**RECORDS SHOWN**

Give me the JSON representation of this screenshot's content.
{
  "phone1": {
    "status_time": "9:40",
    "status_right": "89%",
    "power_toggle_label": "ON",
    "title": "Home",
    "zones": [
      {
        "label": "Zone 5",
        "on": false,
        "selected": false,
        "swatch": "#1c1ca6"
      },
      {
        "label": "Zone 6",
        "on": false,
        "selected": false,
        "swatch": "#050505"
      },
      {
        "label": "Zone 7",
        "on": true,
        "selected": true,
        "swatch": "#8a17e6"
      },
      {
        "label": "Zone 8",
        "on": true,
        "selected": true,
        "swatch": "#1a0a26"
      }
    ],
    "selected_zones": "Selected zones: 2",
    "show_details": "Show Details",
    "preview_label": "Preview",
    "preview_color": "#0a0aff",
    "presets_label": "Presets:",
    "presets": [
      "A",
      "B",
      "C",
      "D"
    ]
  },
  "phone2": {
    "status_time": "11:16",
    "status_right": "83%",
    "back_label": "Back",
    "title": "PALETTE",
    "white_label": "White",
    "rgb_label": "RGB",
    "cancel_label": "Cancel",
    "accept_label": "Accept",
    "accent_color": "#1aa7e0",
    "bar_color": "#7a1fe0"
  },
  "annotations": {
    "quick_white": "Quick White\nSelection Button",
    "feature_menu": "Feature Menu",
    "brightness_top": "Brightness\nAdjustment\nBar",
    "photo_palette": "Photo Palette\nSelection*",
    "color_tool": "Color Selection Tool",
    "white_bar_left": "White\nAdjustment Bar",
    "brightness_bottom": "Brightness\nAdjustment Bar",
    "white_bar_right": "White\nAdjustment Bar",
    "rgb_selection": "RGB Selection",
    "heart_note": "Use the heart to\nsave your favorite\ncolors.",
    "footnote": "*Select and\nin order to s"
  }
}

**WHAT THIS TASK INVOLVES**
Reproduce the material verbatim, line by line.

**WRITTEN SOLUTION**
Give me the JSON representation of this screenshot's content.
{
  "phone1": {
    "status_time": "9:40",
    "status_right": "89%",
    "power_toggle_label": "ON",
    "title": "Home",
    "zones": [
      {
        "label": "Zone 5",
        "on": false,
        "selected": false,
        "swatch": "#1c1ca6"
      },
      {
        "label": "Zone 6",
        "on": false,
        "selected": false,
        "swatch": "#050505"
      },
      {
        "label": "Zone 7",
        "on": true,
        "selected": true,
        "swatch": "#8a17e6"
      },
      {
        "label": "Zone 8",
        "on": true,
        "selected": true,
        "swatch": "#1a0a26"
      }
    ],
    "selected_zones": "Selected zones: 2",
    "show_details": "Show Details",
    "preview_label": "Preview",
    "preview_color": "#0a0aff",
    "presets_label": "Presets:",
    "presets": [
      "A",
      "B",
      "C",
      "D"
    ]
  },
  "phone2": {
    "status_time": "11:16",
    "status_right": "83%",
    "back_label": "Back",
    "title": "PALETTE",
    "white_label": "White",
    "rgb_label": "RGB",
    "cancel_label": "Cancel",
    "accept_label": "Accept",
    "accent_color": "#1aa7e0",
    "bar_color": "#7a1fe0"
  },
  "annotations": {
    "quick_white": "Quick White\nSelection Button",
    "feature_menu": "Feature Menu",
    "brightness_top": "Brightness\nAdjustment\nBar",
    "photo_palette": "Photo Palette\nSelection*",
    "color_tool": "Color Selection Tool",
    "white_bar_left": "White\nAdjustment Bar",
    "brightness_bottom": "Brightness\nAdjustment Bar",
    "white_bar_right": "White\nAdjustment Bar",
    "rgb_selection": "RGB Selection",
    "heart_note": "Use the heart to\nsave your favorite\ncolors.",
    "footnote": "*Select and\nin order to s"
  }
}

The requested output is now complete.